Please give the entries again in full and exactly, without any picture.
━━━━━ Exercise data ━━━━━
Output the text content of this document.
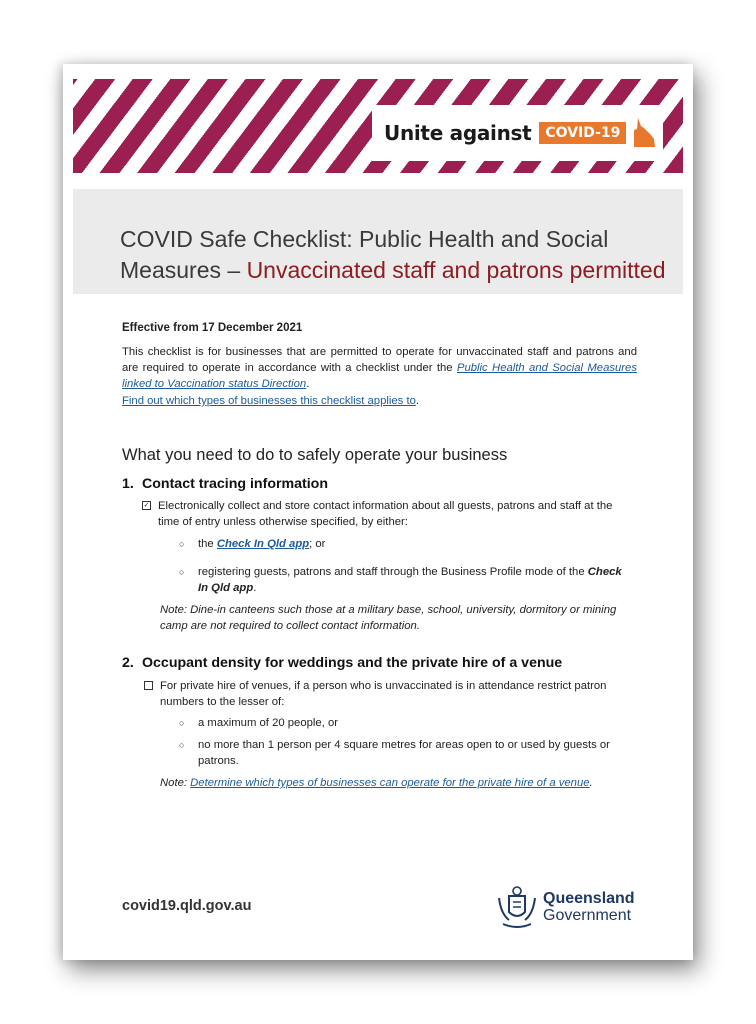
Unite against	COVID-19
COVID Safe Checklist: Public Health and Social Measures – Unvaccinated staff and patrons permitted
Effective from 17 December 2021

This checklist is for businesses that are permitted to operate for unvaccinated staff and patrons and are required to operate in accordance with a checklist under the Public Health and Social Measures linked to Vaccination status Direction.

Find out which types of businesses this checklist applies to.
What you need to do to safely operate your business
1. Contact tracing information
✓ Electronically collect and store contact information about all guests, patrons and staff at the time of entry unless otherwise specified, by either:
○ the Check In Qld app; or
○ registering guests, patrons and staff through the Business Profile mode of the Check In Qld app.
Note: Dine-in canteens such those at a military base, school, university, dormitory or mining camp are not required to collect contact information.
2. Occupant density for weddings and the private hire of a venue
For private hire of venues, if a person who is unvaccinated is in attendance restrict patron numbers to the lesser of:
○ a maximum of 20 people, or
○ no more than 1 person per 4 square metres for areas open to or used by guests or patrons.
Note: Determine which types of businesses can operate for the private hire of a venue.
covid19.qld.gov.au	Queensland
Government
━━━━━
Result for this exercise
Output the text content of this document.
Unite against	COVID-19
COVID Safe Checklist: Public Health and Social Measures – Unvaccinated staff and patrons permitted
Effective from 17 December 2021

This checklist is for businesses that are permitted to operate for unvaccinated staff and patrons and are required to operate in accordance with a checklist under the Public Health and Social Measures linked to Vaccination status Direction.

Find out which types of businesses this checklist applies to.
What you need to do to safely operate your business
1. Contact tracing information
✓ Electronically collect and store contact information about all guests, patrons and staff at the time of entry unless otherwise specified, by either:
○ the Check In Qld app; or
○ registering guests, patrons and staff through the Business Profile mode of the Check In Qld app.
Note: Dine-in canteens such those at a military base, school, university, dormitory or mining camp are not required to collect contact information.
2. Occupant density for weddings and the private hire of a venue
For private hire of venues, if a person who is unvaccinated is in attendance restrict patron numbers to the lesser of:
○ a maximum of 20 people, or
○ no more than 1 person per 4 square metres for areas open to or used by guests or patrons.
Note: Determine which types of businesses can operate for the private hire of a venue.
covid19.qld.gov.au	Queensland
Government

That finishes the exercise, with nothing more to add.